Records from a collection:
* * * * *

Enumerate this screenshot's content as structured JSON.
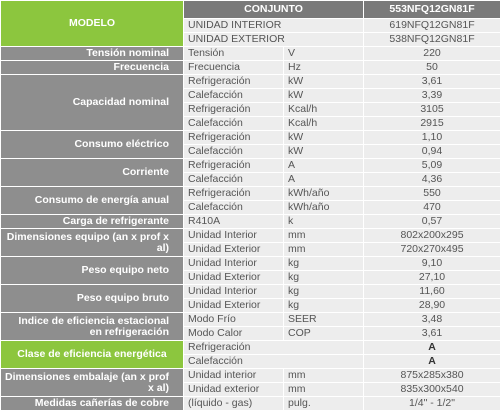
{
  "header": {
    "model_label": "MODELO",
    "set_label": "CONJUNTO",
    "set_value": "553NFQ12GN81F",
    "units": [
      [
        "UNIDAD INTERIOR",
        "619NFQ12GN81F"
      ],
      [
        "UNIDAD EXTERIOR",
        "538NFQ12GN81F"
      ]
    ]
  },
  "groups": [
    {
      "label": "Tensión nominal",
      "rows": [
        [
          "Tensión",
          "V",
          "220"
        ]
      ]
    },
    {
      "label": "Frecuencia",
      "rows": [
        [
          "Frecuencia",
          "Hz",
          "50"
        ]
      ]
    },
    {
      "label": "Capacidad nominal",
      "rows": [
        [
          "Refrigeración",
          "kW",
          "3,61"
        ],
        [
          "Calefacción",
          "kW",
          "3,39"
        ],
        [
          "Refrigeración",
          "Kcal/h",
          "3105"
        ],
        [
          "Calefacción",
          "Kcal/h",
          "2915"
        ]
      ]
    },
    {
      "label": "Consumo eléctrico",
      "rows": [
        [
          "Refrigeración",
          "kW",
          "1,10"
        ],
        [
          "Calefacción",
          "kW",
          "0,94"
        ]
      ]
    },
    {
      "label": "Corriente",
      "rows": [
        [
          "Refrigeración",
          "A",
          "5,09"
        ],
        [
          "Calefacción",
          "A",
          "4,36"
        ]
      ]
    },
    {
      "label": "Consumo de energía anual",
      "rows": [
        [
          "Refrigeración",
          "kWh/año",
          "550"
        ],
        [
          "Calefacción",
          "kWh/año",
          "470"
        ]
      ]
    },
    {
      "label": "Carga de refrigerante",
      "rows": [
        [
          "R410A",
          "k",
          "0,57"
        ]
      ]
    },
    {
      "label": "Dimensiones equipo (an x prof x al)",
      "rows": [
        [
          "Unidad Interior",
          "mm",
          "802x200x295"
        ],
        [
          "Unidad Exterior",
          "mm",
          "720x270x495"
        ]
      ]
    },
    {
      "label": "Peso equipo neto",
      "rows": [
        [
          "Unidad Interior",
          "kg",
          "9,10"
        ],
        [
          "Unidad Exterior",
          "kg",
          "27,10"
        ]
      ]
    },
    {
      "label": "Peso equipo bruto",
      "rows": [
        [
          "Unidad Interior",
          "kg",
          "11,60"
        ],
        [
          "Unidad Exterior",
          "kg",
          "28,90"
        ]
      ]
    },
    {
      "label": "Indice de eficiencia estacional en refrigeración",
      "rows": [
        [
          "Modo Frío",
          "SEER",
          "3,48"
        ],
        [
          "Modo Calor",
          "COP",
          "3,61"
        ]
      ]
    },
    {
      "label": "Clase de eficiencia energética",
      "rows": [
        [
          "Refrigeración",
          "A"
        ],
        [
          "Calefacción",
          "A"
        ]
      ]
    },
    {
      "label": "Dimensiones embalaje (an x prof x al)",
      "rows": [
        [
          "Unidad interior",
          "mm",
          "875x285x380"
        ],
        [
          "Unidad exterior",
          "mm",
          "835x300x540"
        ]
      ]
    },
    {
      "label": "Medidas cañerías de cobre",
      "rows": [
        [
          "(líquido - gas)",
          "pulg.",
          "1/4\" - 1/2\""
        ]
      ]
    }
  ]
}
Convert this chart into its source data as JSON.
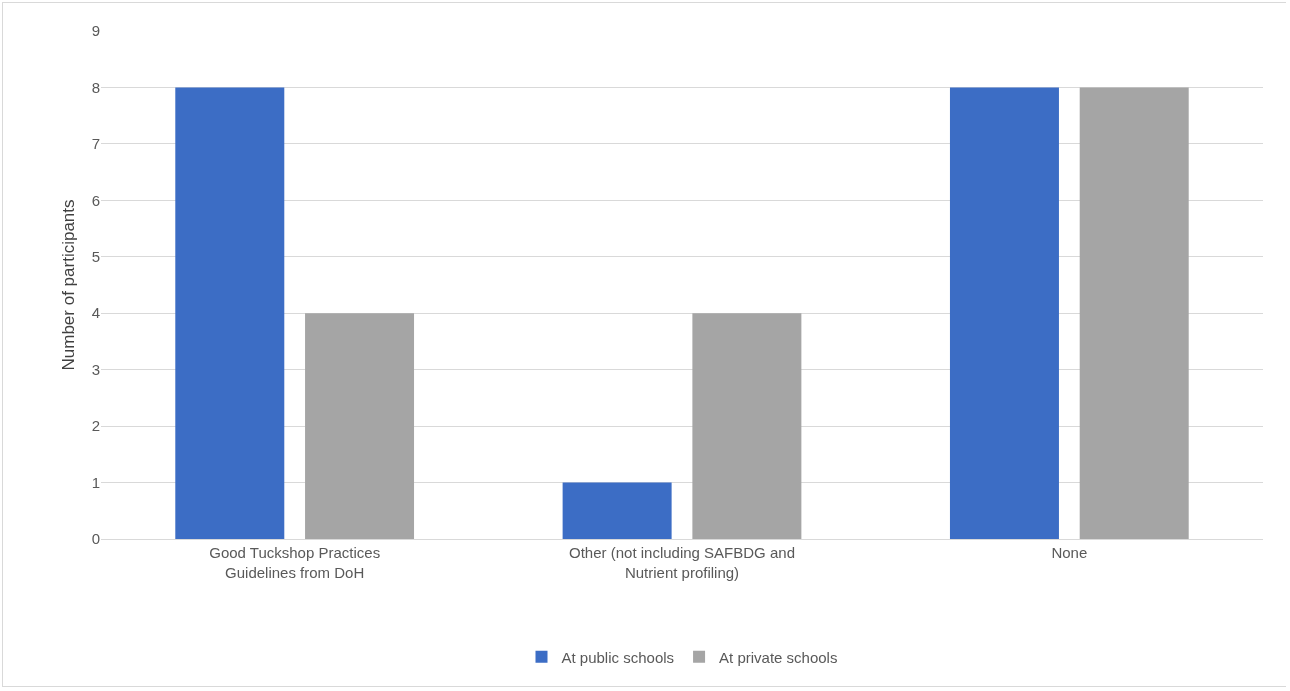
{
  "chart_data": {
    "type": "bar",
    "ylabel": "Number of participants",
    "categories": [
      "Good Tuckshop Practices Guidelines from DoH",
      "Other (not including SAFBDG and Nutrient profiling)",
      "None"
    ],
    "series": [
      {
        "name": "At public schools",
        "color": "#3c6dc5",
        "values": [
          8,
          1,
          8
        ]
      },
      {
        "name": "At private schools",
        "color": "#a5a5a5",
        "values": [
          4,
          4,
          8
        ]
      }
    ],
    "ylim": [
      0,
      9
    ],
    "yticks": [
      0,
      1,
      2,
      3,
      4,
      5,
      6,
      7,
      8,
      9
    ],
    "grid": "y",
    "legend": "bottom"
  }
}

* * * * *

Reproduce the records above exactly, leaving out every picture they contain.

### THE REPLY
Enumerate this screenshot's content as structured JSON.
{
  "header": {
    "model_label": "MODELO",
    "set_label": "CONJUNTO",
    "set_value": "553NFQ12GN81F",
    "units": [
      [
        "UNIDAD INTERIOR",
        "619NFQ12GN81F"
      ],
      [
        "UNIDAD EXTERIOR",
        "538NFQ12GN81F"
      ]
    ]
  },
  "groups": [
    {
      "label": "Tensión nominal",
      "rows": [
        [
          "Tensión",
          "V",
          "220"
        ]
      ]
    },
    {
      "label": "Frecuencia",
      "rows": [
        [
          "Frecuencia",
          "Hz",
          "50"
        ]
      ]
    },
    {
      "label": "Capacidad nominal",
      "rows": [
        [
          "Refrigeración",
          "kW",
          "3,61"
        ],
        [
          "Calefacción",
          "kW",
          "3,39"
        ],
        [
          "Refrigeración",
          "Kcal/h",
          "3105"
        ],
        [
          "Calefacción",
          "Kcal/h",
          "2915"
        ]
      ]
    },
    {
      "label": "Consumo eléctrico",
      "rows": [
        [
          "Refrigeración",
          "kW",
          "1,10"
        ],
        [
          "Calefacción",
          "kW",
          "0,94"
        ]
      ]
    },
    {
      "label": "Corriente",
      "rows": [
        [
          "Refrigeración",
          "A",
          "5,09"
        ],
        [
          "Calefacción",
          "A",
          "4,36"
        ]
      ]
    },
    {
      "label": "Consumo de energía anual",
      "rows": [
        [
          "Refrigeración",
          "kWh/año",
          "550"
        ],
        [
          "Calefacción",
          "kWh/año",
          "470"
        ]
      ]
    },
    {
      "label": "Carga de refrigerante",
      "rows": [
        [
          "R410A",
          "k",
          "0,57"
        ]
      ]
    },
    {
      "label": "Dimensiones equipo (an x prof x al)",
      "rows": [
        [
          "Unidad Interior",
          "mm",
          "802x200x295"
        ],
        [
          "Unidad Exterior",
          "mm",
          "720x270x495"
        ]
      ]
    },
    {
      "label": "Peso equipo neto",
      "rows": [
        [
          "Unidad Interior",
          "kg",
          "9,10"
        ],
        [
          "Unidad Exterior",
          "kg",
          "27,10"
        ]
      ]
    },
    {
      "label": "Peso equipo bruto",
      "rows": [
        [
          "Unidad Interior",
          "kg",
          "11,60"
        ],
        [
          "Unidad Exterior",
          "kg",
          "28,90"
        ]
      ]
    },
    {
      "label": "Indice de eficiencia estacional en refrigeración",
      "rows": [
        [
          "Modo Frío",
          "SEER",
          "3,48"
        ],
        [
          "Modo Calor",
          "COP",
          "3,61"
        ]
      ]
    },
    {
      "label": "Clase de eficiencia energética",
      "rows": [
        [
          "Refrigeración",
          "A"
        ],
        [
          "Calefacción",
          "A"
        ]
      ]
    },
    {
      "label": "Dimensiones embalaje (an x prof x al)",
      "rows": [
        [
          "Unidad interior",
          "mm",
          "875x285x380"
        ],
        [
          "Unidad exterior",
          "mm",
          "835x300x540"
        ]
      ]
    },
    {
      "label": "Medidas cañerías de cobre",
      "rows": [
        [
          "(líquido - gas)",
          "pulg.",
          "1/4\" - 1/2\""
        ]
      ]
    }
  ]
}
Convert this chart into its source data as JSON.
{
  "chart_data": {
    "type": "bar",
    "ylabel": "Number of participants",
    "categories": [
      "Good Tuckshop Practices Guidelines from DoH",
      "Other (not including SAFBDG and Nutrient profiling)",
      "None"
    ],
    "series": [
      {
        "name": "At public schools",
        "color": "#3c6dc5",
        "values": [
          8,
          1,
          8
        ]
      },
      {
        "name": "At private schools",
        "color": "#a5a5a5",
        "values": [
          4,
          4,
          8
        ]
      }
    ],
    "ylim": [
      0,
      9
    ],
    "yticks": [
      0,
      1,
      2,
      3,
      4,
      5,
      6,
      7,
      8,
      9
    ],
    "grid": "y",
    "legend": "bottom"
  }
}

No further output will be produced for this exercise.